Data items
'''

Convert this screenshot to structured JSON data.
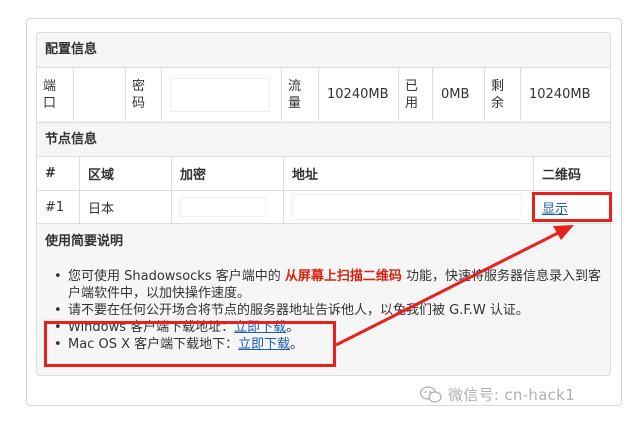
{
  "config": {
    "title": "配置信息",
    "port_label": "端口",
    "password_label": "密码",
    "traffic_label": "流量",
    "traffic_value": "10240MB",
    "used_label": "已用",
    "used_value": "0MB",
    "remaining_label": "剩余",
    "remaining_value": "10240MB"
  },
  "nodes": {
    "title": "节点信息",
    "headers": [
      "#",
      "区域",
      "加密",
      "地址",
      "二维码"
    ],
    "rows": [
      {
        "index": "#1",
        "region": "日本",
        "qr_link": "显示"
      }
    ]
  },
  "usage": {
    "title": "使用简要说明",
    "item1_pre": "您可使用 Shadowsocks 客户端中的",
    "item1_highlight": "从屏幕上扫描二维码",
    "item1_post": "功能，快速将服务器信息录入到客户端软件中，以加快操作速度。",
    "item2": "请不要在任何公开场合将节点的服务器地址告诉他人，以免我们被 G.F.W 认证。",
    "item3_pre": "Windows 客户端下载地址：",
    "item3_link": "立即下载",
    "item3_post": "。",
    "item4_pre": "Mac OS X 客户端下载地下：",
    "item4_link": "立即下载",
    "item4_post": "。"
  },
  "watermark": "微信号: cn-hack1",
  "colors": {
    "highlight_red": "#e8211c",
    "link_blue": "#1a5fb4"
  }
}
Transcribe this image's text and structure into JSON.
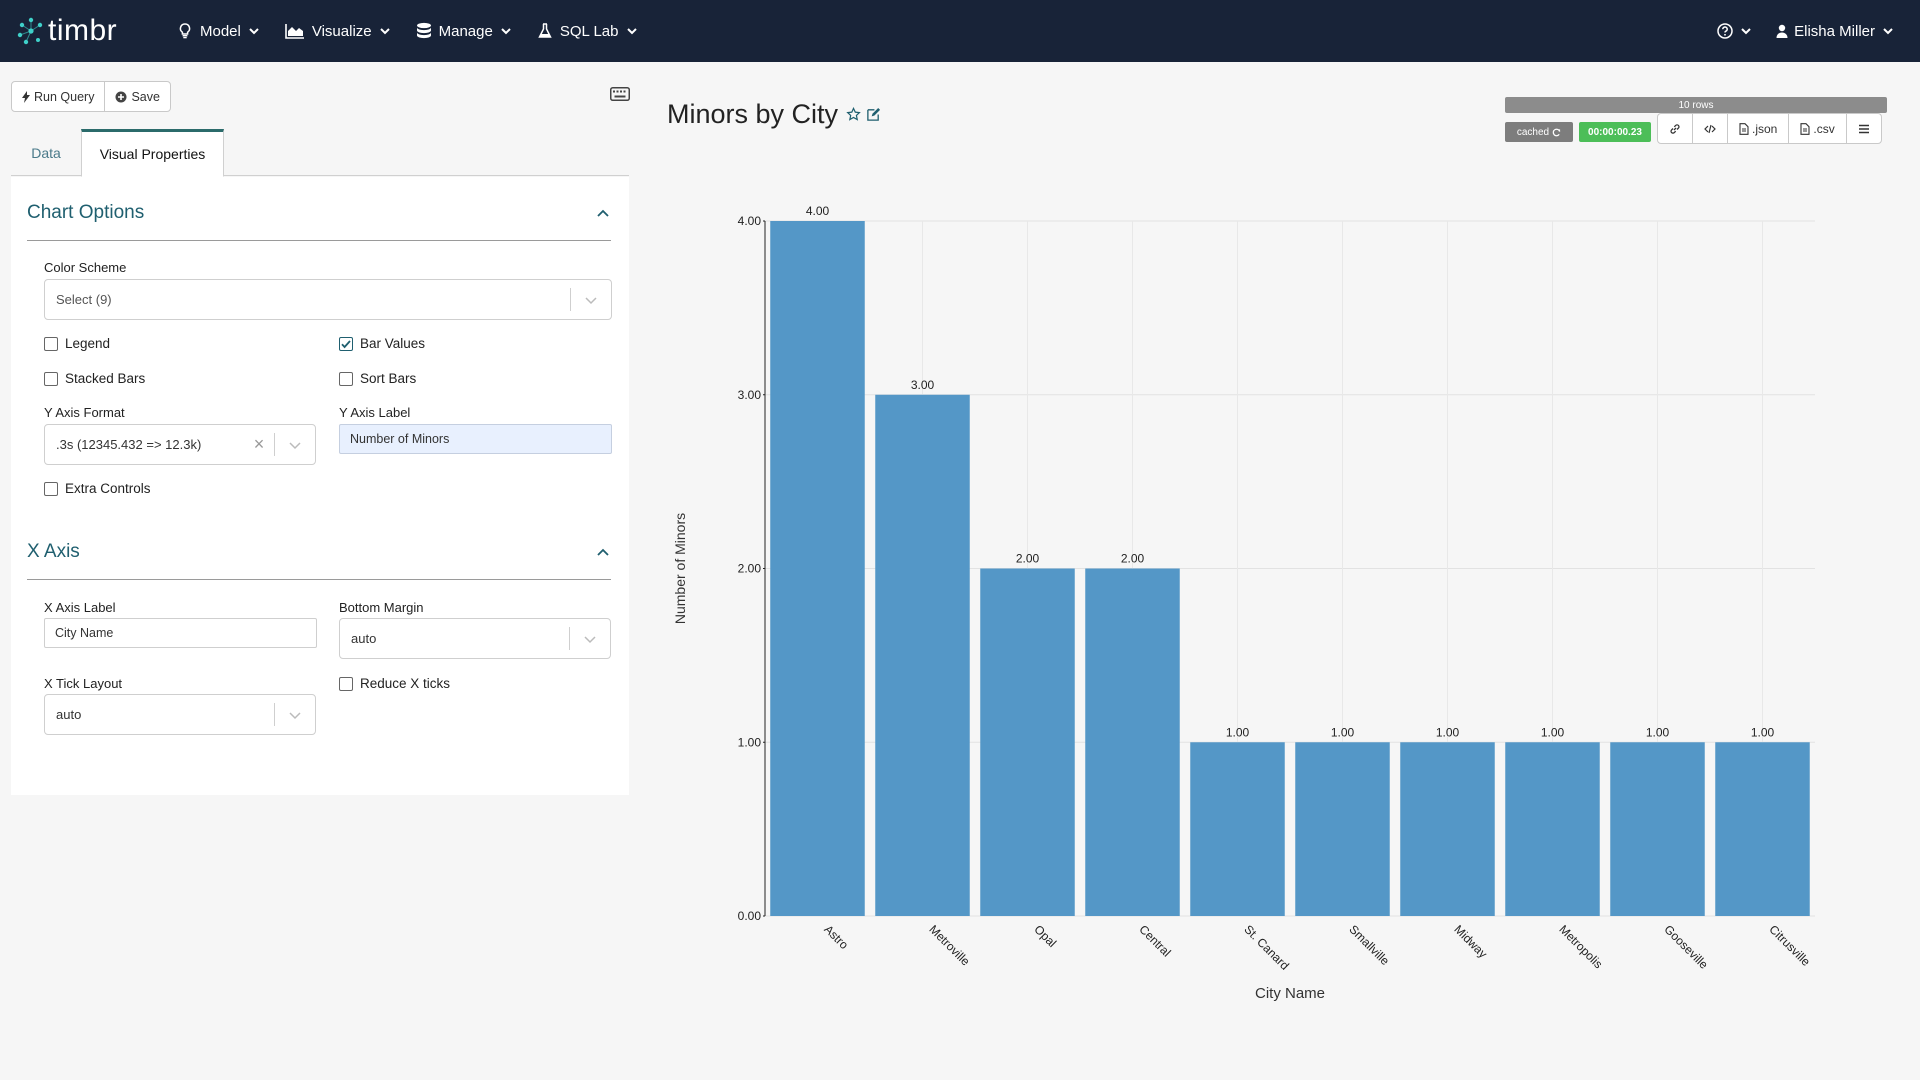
{
  "navbar": {
    "brand": "timbr",
    "menu": [
      {
        "label": "Model",
        "icon": "lightbulb-icon"
      },
      {
        "label": "Visualize",
        "icon": "area-chart-icon"
      },
      {
        "label": "Manage",
        "icon": "database-icon"
      },
      {
        "label": "SQL Lab",
        "icon": "flask-icon"
      }
    ],
    "help_icon": "question-circle-icon",
    "user": {
      "name": "Elisha Miller",
      "icon": "user-icon"
    }
  },
  "toolbar": {
    "run_label": "Run Query",
    "save_label": "Save",
    "run_icon": "bolt-icon",
    "save_icon": "plus-circle-icon"
  },
  "tabs": [
    {
      "label": "Data",
      "active": false
    },
    {
      "label": "Visual Properties",
      "active": true
    }
  ],
  "chart_options": {
    "title": "Chart Options",
    "color_scheme": {
      "label": "Color Scheme",
      "placeholder": "Select (9)"
    },
    "legend": {
      "label": "Legend",
      "checked": false
    },
    "bar_values": {
      "label": "Bar Values",
      "checked": true
    },
    "stacked_bars": {
      "label": "Stacked Bars",
      "checked": false
    },
    "sort_bars": {
      "label": "Sort Bars",
      "checked": false
    },
    "y_axis_format": {
      "label": "Y Axis Format",
      "value": ".3s (12345.432 => 12.3k)"
    },
    "y_axis_label": {
      "label": "Y Axis Label",
      "value": "Number of Minors"
    },
    "extra_controls": {
      "label": "Extra Controls",
      "checked": false
    }
  },
  "x_axis": {
    "title": "X Axis",
    "x_axis_label": {
      "label": "X Axis Label",
      "value": "City Name"
    },
    "bottom_margin": {
      "label": "Bottom Margin",
      "value": "auto"
    },
    "x_tick_layout": {
      "label": "X Tick Layout",
      "value": "auto"
    },
    "reduce_x_ticks": {
      "label": "Reduce X ticks",
      "checked": false
    }
  },
  "main": {
    "chart_title": "Minors by City",
    "rows": "10 rows",
    "cached": "cached",
    "elapsed": "00:00:00.23",
    "exports": [
      {
        "label": "",
        "icon": "link-icon"
      },
      {
        "label": "",
        "icon": "code-icon"
      },
      {
        "label": ".json",
        "icon": "file-icon"
      },
      {
        "label": ".csv",
        "icon": "file-icon"
      },
      {
        "label": "",
        "icon": "bars-icon"
      }
    ]
  },
  "colors": {
    "navbar": "#182338",
    "bar": "#5497c7",
    "accent": "#1f5f6f",
    "time_badge": "#4cbe58"
  },
  "chart_data": {
    "type": "bar",
    "categories": [
      "Astro",
      "Metroville",
      "Opal",
      "Central",
      "St. Canard",
      "Smallville",
      "Midway",
      "Metropolis",
      "Gooseville",
      "Citrusville"
    ],
    "values": [
      4,
      3,
      2,
      2,
      1,
      1,
      1,
      1,
      1,
      1
    ],
    "bar_labels": [
      "4.00",
      "3.00",
      "2.00",
      "2.00",
      "1.00",
      "1.00",
      "1.00",
      "1.00",
      "1.00",
      "1.00"
    ],
    "xlabel": "City Name",
    "ylabel": "Number of Minors",
    "ylim": [
      0,
      4
    ],
    "yticks": [
      0,
      1,
      2,
      3,
      4
    ],
    "ytick_labels": [
      "0.00",
      "1.00",
      "2.00",
      "3.00",
      "4.00"
    ],
    "grid": true,
    "legend": false
  }
}
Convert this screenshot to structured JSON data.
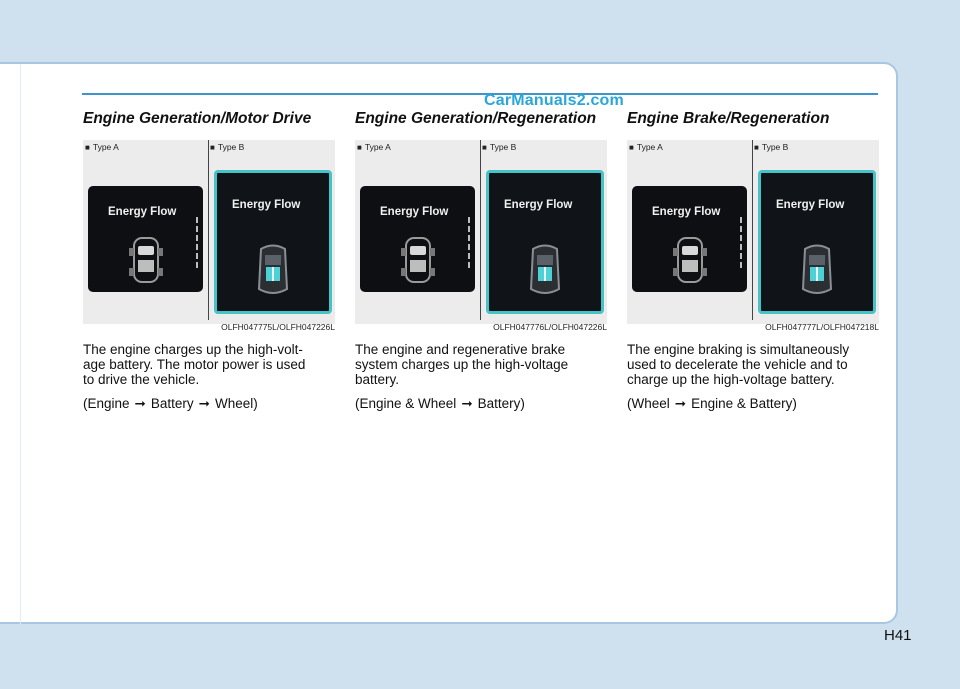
{
  "watermark": "CarManuals2.com",
  "page_number": "H41",
  "sections": [
    {
      "title": "Engine Generation/Motor Drive",
      "type_a": "Type A",
      "type_b": "Type B",
      "screen_label": "Energy Flow",
      "figure_code": "OLFH047775L/OLFH047226L",
      "paragraph": [
        "The engine charges up the high-volt-",
        "age battery. The motor power is used",
        "to drive the vehicle."
      ],
      "flow": [
        "(Engine",
        "Battery",
        "Wheel)"
      ]
    },
    {
      "title": "Engine Generation/Regeneration",
      "type_a": "Type A",
      "type_b": "Type B",
      "screen_label": "Energy Flow",
      "figure_code": "OLFH047776L/OLFH047226L",
      "paragraph": [
        "The engine and regenerative brake",
        "system charges up the high-voltage",
        "battery."
      ],
      "flow": [
        "(Engine & Wheel",
        "Battery)"
      ]
    },
    {
      "title": "Engine Brake/Regeneration",
      "type_a": "Type A",
      "type_b": "Type B",
      "screen_label": "Energy Flow",
      "figure_code": "OLFH047777L/OLFH047218L",
      "paragraph": [
        "The engine braking is simultaneously",
        "used to decelerate the vehicle and to",
        "charge up the high-voltage battery."
      ],
      "flow": [
        "(Wheel",
        "Engine & Battery)"
      ]
    }
  ],
  "colors": {
    "background": "#cfe0ee",
    "rule": "#3f93cf",
    "watermark": "#2aa7d8",
    "screen_b_border": "#47c3c8"
  },
  "icons": {
    "bullet": "square-bullet-icon",
    "arrow": "right-arrow-icon",
    "car": "car-top-view-icon"
  }
}
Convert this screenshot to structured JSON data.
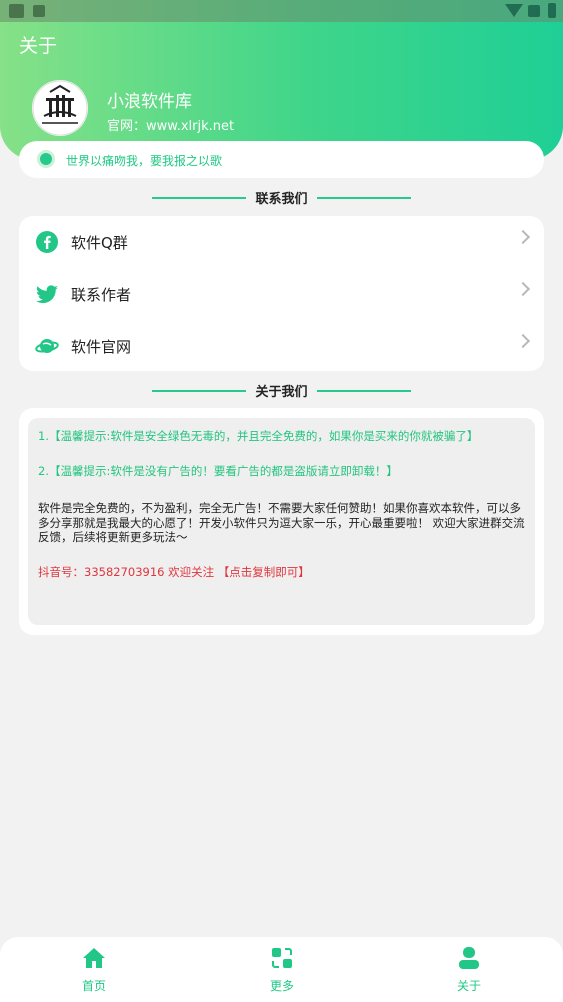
{
  "header": {
    "title": "关于",
    "app_name": "小浪软件库",
    "website": "官网：www.xlrjk.net"
  },
  "banner": {
    "text": "世界以痛吻我，要我报之以歌"
  },
  "sections": {
    "contact_title": "联系我们",
    "about_title": "关于我们"
  },
  "contact": {
    "items": [
      {
        "label": "软件Q群",
        "icon": "facebook-icon"
      },
      {
        "label": "联系作者",
        "icon": "twitter-icon"
      },
      {
        "label": "软件官网",
        "icon": "planet-icon"
      }
    ]
  },
  "about": {
    "tip1": "1.【温馨提示:软件是安全绿色无毒的，并且完全免费的，如果你是买来的你就被骗了】",
    "tip2": "2.【温馨提示:软件是没有广告的！要看广告的都是盗版请立即卸载！】",
    "desc": "软件是完全免费的，不为盈利，完全无广告！不需要大家任何赞助！如果你喜欢本软件，可以多多分享那就是我最大的心愿了！开发小软件只为逗大家一乐，开心最重要啦！ 欢迎大家进群交流反馈，后续将更新更多玩法～",
    "douyin": "抖音号：33582703916 欢迎关注 【点击复制即可】"
  },
  "tabbar": {
    "items": [
      {
        "label": "首页",
        "icon": "home-icon"
      },
      {
        "label": "更多",
        "icon": "swap-icon"
      },
      {
        "label": "关于",
        "icon": "user-icon"
      }
    ]
  },
  "colors": {
    "accent": "#22c787",
    "header_start": "#86e187",
    "header_end": "#1fcf96"
  }
}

'''

JOB
Leave out the pictures and give the listing above again exactly.

FINISHED EXERCISE
Convert this screenshot to structured JSON data.
{
  "config": {
    "title": "配置信息",
    "port_label": "端口",
    "password_label": "密码",
    "traffic_label": "流量",
    "traffic_value": "10240MB",
    "used_label": "已用",
    "used_value": "0MB",
    "remaining_label": "剩余",
    "remaining_value": "10240MB"
  },
  "nodes": {
    "title": "节点信息",
    "headers": [
      "#",
      "区域",
      "加密",
      "地址",
      "二维码"
    ],
    "rows": [
      {
        "index": "#1",
        "region": "日本",
        "qr_link": "显示"
      }
    ]
  },
  "usage": {
    "title": "使用简要说明",
    "item1_pre": "您可使用 Shadowsocks 客户端中的",
    "item1_highlight": "从屏幕上扫描二维码",
    "item1_post": "功能，快速将服务器信息录入到客户端软件中，以加快操作速度。",
    "item2": "请不要在任何公开场合将节点的服务器地址告诉他人，以免我们被 G.F.W 认证。",
    "item3_pre": "Windows 客户端下载地址：",
    "item3_link": "立即下载",
    "item3_post": "。",
    "item4_pre": "Mac OS X 客户端下载地下：",
    "item4_link": "立即下载",
    "item4_post": "。"
  },
  "watermark": "微信号: cn-hack1",
  "colors": {
    "highlight_red": "#e8211c",
    "link_blue": "#1a5fb4"
  }
}
Transcribe this image's text and structure into JSON.
{
  "navbar": {
    "brand": "timbr",
    "menu": [
      {
        "label": "Model",
        "icon": "lightbulb-icon"
      },
      {
        "label": "Visualize",
        "icon": "area-chart-icon"
      },
      {
        "label": "Manage",
        "icon": "database-icon"
      },
      {
        "label": "SQL Lab",
        "icon": "flask-icon"
      }
    ],
    "help_icon": "question-circle-icon",
    "user": {
      "name": "Elisha Miller",
      "icon": "user-icon"
    }
  },
  "toolbar": {
    "run_label": "Run Query",
    "save_label": "Save",
    "run_icon": "bolt-icon",
    "save_icon": "plus-circle-icon"
  },
  "tabs": [
    {
      "label": "Data",
      "active": false
    },
    {
      "label": "Visual Properties",
      "active": true
    }
  ],
  "chart_options": {
    "title": "Chart Options",
    "color_scheme": {
      "label": "Color Scheme",
      "placeholder": "Select (9)"
    },
    "legend": {
      "label": "Legend",
      "checked": false
    },
    "bar_values": {
      "label": "Bar Values",
      "checked": true
    },
    "stacked_bars": {
      "label": "Stacked Bars",
      "checked": false
    },
    "sort_bars": {
      "label": "Sort Bars",
      "checked": false
    },
    "y_axis_format": {
      "label": "Y Axis Format",
      "value": ".3s (12345.432 => 12.3k)"
    },
    "y_axis_label": {
      "label": "Y Axis Label",
      "value": "Number of Minors"
    },
    "extra_controls": {
      "label": "Extra Controls",
      "checked": false
    }
  },
  "x_axis": {
    "title": "X Axis",
    "x_axis_label": {
      "label": "X Axis Label",
      "value": "City Name"
    },
    "bottom_margin": {
      "label": "Bottom Margin",
      "value": "auto"
    },
    "x_tick_layout": {
      "label": "X Tick Layout",
      "value": "auto"
    },
    "reduce_x_ticks": {
      "label": "Reduce X ticks",
      "checked": false
    }
  },
  "main": {
    "chart_title": "Minors by City",
    "rows": "10 rows",
    "cached": "cached",
    "elapsed": "00:00:00.23",
    "exports": [
      {
        "label": "",
        "icon": "link-icon"
      },
      {
        "label": "",
        "icon": "code-icon"
      },
      {
        "label": ".json",
        "icon": "file-icon"
      },
      {
        "label": ".csv",
        "icon": "file-icon"
      },
      {
        "label": "",
        "icon": "bars-icon"
      }
    ]
  },
  "colors": {
    "navbar": "#182338",
    "bar": "#5497c7",
    "accent": "#1f5f6f",
    "time_badge": "#4cbe58"
  },
  "chart_data": {
    "type": "bar",
    "categories": [
      "Astro",
      "Metroville",
      "Opal",
      "Central",
      "St. Canard",
      "Smallville",
      "Midway",
      "Metropolis",
      "Gooseville",
      "Citrusville"
    ],
    "values": [
      4,
      3,
      2,
      2,
      1,
      1,
      1,
      1,
      1,
      1
    ],
    "bar_labels": [
      "4.00",
      "3.00",
      "2.00",
      "2.00",
      "1.00",
      "1.00",
      "1.00",
      "1.00",
      "1.00",
      "1.00"
    ],
    "xlabel": "City Name",
    "ylabel": "Number of Minors",
    "ylim": [
      0,
      4
    ],
    "yticks": [
      0,
      1,
      2,
      3,
      4
    ],
    "ytick_labels": [
      "0.00",
      "1.00",
      "2.00",
      "3.00",
      "4.00"
    ],
    "grid": true,
    "legend": false
  }
}
Convert this screenshot to structured JSON data.
{
  "watermark": "CarManuals2.com",
  "page_number": "H41",
  "sections": [
    {
      "title": "Engine Generation/Motor Drive",
      "type_a": "Type A",
      "type_b": "Type B",
      "screen_label": "Energy Flow",
      "figure_code": "OLFH047775L/OLFH047226L",
      "paragraph": [
        "The engine charges up the high-volt-",
        "age battery. The motor power is used",
        "to drive the vehicle."
      ],
      "flow": [
        "(Engine",
        "Battery",
        "Wheel)"
      ]
    },
    {
      "title": "Engine Generation/Regeneration",
      "type_a": "Type A",
      "type_b": "Type B",
      "screen_label": "Energy Flow",
      "figure_code": "OLFH047776L/OLFH047226L",
      "paragraph": [
        "The engine and regenerative brake",
        "system charges up the high-voltage",
        "battery."
      ],
      "flow": [
        "(Engine & Wheel",
        "Battery)"
      ]
    },
    {
      "title": "Engine Brake/Regeneration",
      "type_a": "Type A",
      "type_b": "Type B",
      "screen_label": "Energy Flow",
      "figure_code": "OLFH047777L/OLFH047218L",
      "paragraph": [
        "The engine braking is simultaneously",
        "used to decelerate the vehicle and to",
        "charge up the high-voltage battery."
      ],
      "flow": [
        "(Wheel",
        "Engine & Battery)"
      ]
    }
  ],
  "colors": {
    "background": "#cfe0ee",
    "rule": "#3f93cf",
    "watermark": "#2aa7d8",
    "screen_b_border": "#47c3c8"
  },
  "icons": {
    "bullet": "square-bullet-icon",
    "arrow": "right-arrow-icon",
    "car": "car-top-view-icon"
  }
}
Convert this screenshot to structured JSON data.
{
  "header": {
    "title": "关于",
    "app_name": "小浪软件库",
    "website": "官网：www.xlrjk.net"
  },
  "banner": {
    "text": "世界以痛吻我，要我报之以歌"
  },
  "sections": {
    "contact_title": "联系我们",
    "about_title": "关于我们"
  },
  "contact": {
    "items": [
      {
        "label": "软件Q群",
        "icon": "facebook-icon"
      },
      {
        "label": "联系作者",
        "icon": "twitter-icon"
      },
      {
        "label": "软件官网",
        "icon": "planet-icon"
      }
    ]
  },
  "about": {
    "tip1": "1.【温馨提示:软件是安全绿色无毒的，并且完全免费的，如果你是买来的你就被骗了】",
    "tip2": "2.【温馨提示:软件是没有广告的！要看广告的都是盗版请立即卸载！】",
    "desc": "软件是完全免费的，不为盈利，完全无广告！不需要大家任何赞助！如果你喜欢本软件，可以多多分享那就是我最大的心愿了！开发小软件只为逗大家一乐，开心最重要啦！ 欢迎大家进群交流反馈，后续将更新更多玩法～",
    "douyin": "抖音号：33582703916 欢迎关注 【点击复制即可】"
  },
  "tabbar": {
    "items": [
      {
        "label": "首页",
        "icon": "home-icon"
      },
      {
        "label": "更多",
        "icon": "swap-icon"
      },
      {
        "label": "关于",
        "icon": "user-icon"
      }
    ]
  },
  "colors": {
    "accent": "#22c787",
    "header_start": "#86e187",
    "header_end": "#1fcf96"
  }
}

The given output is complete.